**Written instruction:** List every line below containing "arrow".

— start of Supplied data —

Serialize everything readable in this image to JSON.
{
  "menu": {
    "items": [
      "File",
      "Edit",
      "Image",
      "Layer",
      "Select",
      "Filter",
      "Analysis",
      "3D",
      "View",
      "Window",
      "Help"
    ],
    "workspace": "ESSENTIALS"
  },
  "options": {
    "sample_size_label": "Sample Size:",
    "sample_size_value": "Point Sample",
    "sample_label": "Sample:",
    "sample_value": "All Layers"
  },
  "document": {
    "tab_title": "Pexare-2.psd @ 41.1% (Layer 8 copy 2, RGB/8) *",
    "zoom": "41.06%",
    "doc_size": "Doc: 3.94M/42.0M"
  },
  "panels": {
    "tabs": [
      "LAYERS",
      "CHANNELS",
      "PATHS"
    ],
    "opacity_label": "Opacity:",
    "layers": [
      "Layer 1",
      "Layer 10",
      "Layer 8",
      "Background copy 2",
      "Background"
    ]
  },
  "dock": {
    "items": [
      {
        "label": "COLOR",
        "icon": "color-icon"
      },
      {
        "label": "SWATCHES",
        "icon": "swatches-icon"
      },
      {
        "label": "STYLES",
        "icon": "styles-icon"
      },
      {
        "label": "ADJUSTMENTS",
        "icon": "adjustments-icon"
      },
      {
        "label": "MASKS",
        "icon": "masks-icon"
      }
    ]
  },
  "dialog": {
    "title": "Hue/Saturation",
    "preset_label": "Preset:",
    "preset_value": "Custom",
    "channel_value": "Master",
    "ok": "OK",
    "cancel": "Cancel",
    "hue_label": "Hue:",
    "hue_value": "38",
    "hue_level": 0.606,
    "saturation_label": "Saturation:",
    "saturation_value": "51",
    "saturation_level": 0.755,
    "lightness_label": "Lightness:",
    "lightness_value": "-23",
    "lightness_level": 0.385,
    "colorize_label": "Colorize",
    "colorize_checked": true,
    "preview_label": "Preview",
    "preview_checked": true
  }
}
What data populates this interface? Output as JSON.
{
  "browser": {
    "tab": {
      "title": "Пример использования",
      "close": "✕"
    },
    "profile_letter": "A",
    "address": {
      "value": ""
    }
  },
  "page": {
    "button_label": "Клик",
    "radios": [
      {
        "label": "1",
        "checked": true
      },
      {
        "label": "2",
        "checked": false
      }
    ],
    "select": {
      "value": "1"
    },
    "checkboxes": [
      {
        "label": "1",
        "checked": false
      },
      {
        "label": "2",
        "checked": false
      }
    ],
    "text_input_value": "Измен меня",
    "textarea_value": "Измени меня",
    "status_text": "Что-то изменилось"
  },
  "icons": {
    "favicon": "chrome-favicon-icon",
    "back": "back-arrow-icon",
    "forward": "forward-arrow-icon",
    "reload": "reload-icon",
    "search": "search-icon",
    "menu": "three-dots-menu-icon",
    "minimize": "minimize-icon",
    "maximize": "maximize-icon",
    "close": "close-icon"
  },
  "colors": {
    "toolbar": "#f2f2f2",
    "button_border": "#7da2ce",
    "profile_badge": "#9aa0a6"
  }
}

— end of Supplied data —

**Problem solution:**
    "back": "back-arrow-icon",
    "forward": "forward-arrow-icon",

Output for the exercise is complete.